Write out exactly the lines running from the one with "Parse this chart and return its data as JSON." to the end of the data, including both of those lines and excluding pictures.

__DATA EXTRACT__.
= = = = =
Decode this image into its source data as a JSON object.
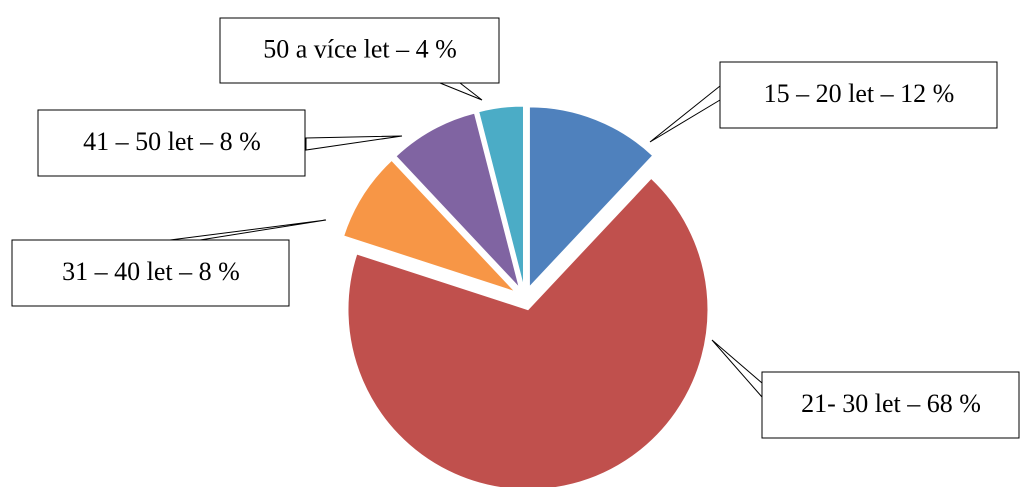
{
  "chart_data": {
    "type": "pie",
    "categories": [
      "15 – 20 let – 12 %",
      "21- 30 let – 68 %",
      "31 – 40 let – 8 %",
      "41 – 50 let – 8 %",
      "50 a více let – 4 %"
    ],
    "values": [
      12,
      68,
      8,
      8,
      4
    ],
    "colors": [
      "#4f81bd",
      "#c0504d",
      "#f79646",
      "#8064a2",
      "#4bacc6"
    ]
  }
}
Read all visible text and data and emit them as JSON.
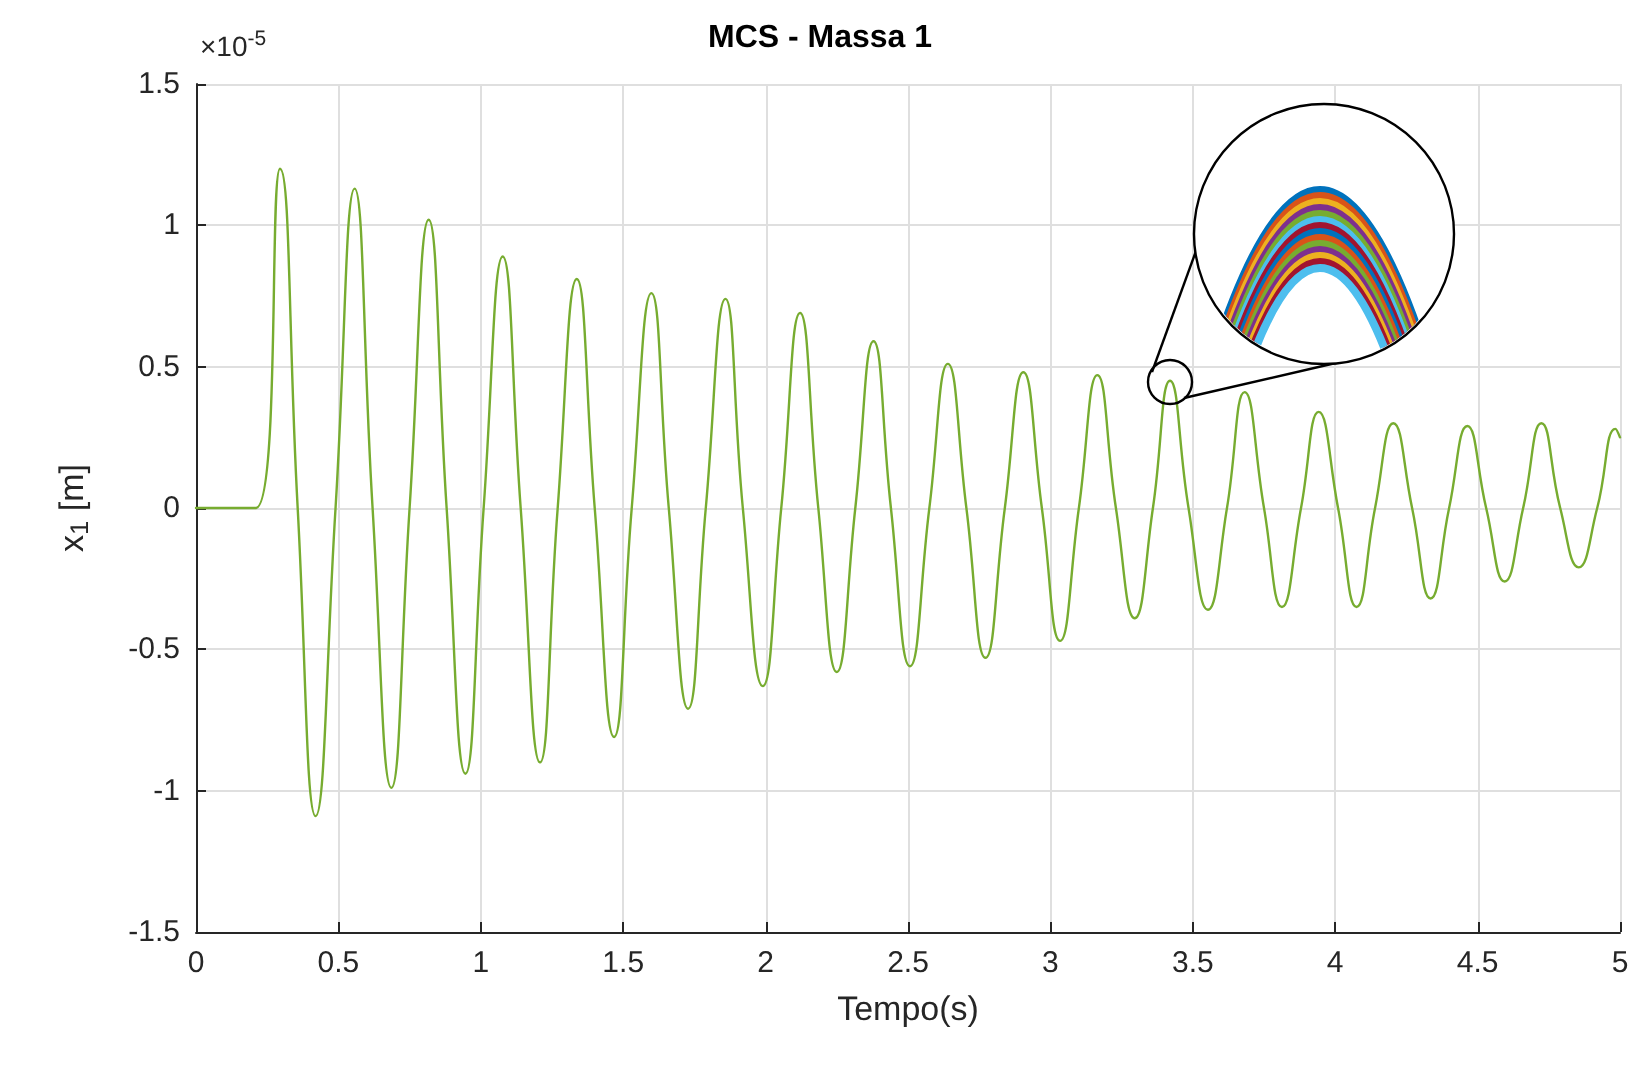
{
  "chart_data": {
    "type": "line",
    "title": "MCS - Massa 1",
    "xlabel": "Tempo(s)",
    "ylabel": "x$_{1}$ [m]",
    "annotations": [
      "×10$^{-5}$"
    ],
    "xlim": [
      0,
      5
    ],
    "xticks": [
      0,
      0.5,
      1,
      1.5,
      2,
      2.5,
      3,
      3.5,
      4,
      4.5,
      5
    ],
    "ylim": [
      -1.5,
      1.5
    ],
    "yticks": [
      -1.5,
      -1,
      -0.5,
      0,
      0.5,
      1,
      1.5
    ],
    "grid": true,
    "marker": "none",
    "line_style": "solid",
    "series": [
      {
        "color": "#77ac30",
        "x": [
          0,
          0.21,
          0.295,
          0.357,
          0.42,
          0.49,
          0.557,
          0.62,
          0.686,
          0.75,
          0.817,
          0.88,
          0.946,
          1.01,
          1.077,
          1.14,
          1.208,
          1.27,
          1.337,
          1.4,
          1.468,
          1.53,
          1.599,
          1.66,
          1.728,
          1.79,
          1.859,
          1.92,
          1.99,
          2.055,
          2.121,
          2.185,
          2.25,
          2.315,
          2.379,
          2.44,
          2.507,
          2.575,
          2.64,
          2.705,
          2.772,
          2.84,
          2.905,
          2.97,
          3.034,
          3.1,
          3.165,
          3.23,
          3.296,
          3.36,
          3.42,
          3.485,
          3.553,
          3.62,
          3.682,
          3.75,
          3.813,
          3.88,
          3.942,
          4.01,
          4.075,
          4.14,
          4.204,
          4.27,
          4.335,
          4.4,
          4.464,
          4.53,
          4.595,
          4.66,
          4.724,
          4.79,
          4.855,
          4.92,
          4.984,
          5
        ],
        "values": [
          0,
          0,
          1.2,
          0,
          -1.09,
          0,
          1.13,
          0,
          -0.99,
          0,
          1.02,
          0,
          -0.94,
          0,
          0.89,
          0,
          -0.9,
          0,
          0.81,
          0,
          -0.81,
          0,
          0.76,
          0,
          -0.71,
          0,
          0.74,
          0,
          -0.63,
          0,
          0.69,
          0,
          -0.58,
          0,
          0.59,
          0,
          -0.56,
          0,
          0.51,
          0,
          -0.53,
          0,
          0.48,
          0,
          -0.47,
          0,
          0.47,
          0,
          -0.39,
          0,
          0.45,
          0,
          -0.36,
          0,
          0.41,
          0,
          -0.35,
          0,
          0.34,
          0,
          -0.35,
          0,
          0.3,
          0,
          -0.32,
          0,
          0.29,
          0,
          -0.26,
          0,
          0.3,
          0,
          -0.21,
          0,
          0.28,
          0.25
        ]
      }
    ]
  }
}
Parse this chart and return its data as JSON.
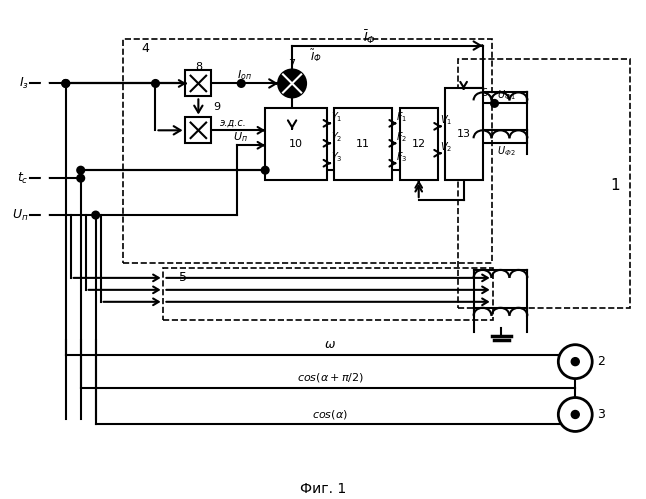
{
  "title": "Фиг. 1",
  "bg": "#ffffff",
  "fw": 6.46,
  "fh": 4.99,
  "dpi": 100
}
= = = = =
__TASK RESPONSE__.
Parse this chart and return its data as JSON.
{
  "title": "Фиг. 1",
  "bg": "#ffffff",
  "fw": 6.46,
  "fh": 4.99,
  "dpi": 100
}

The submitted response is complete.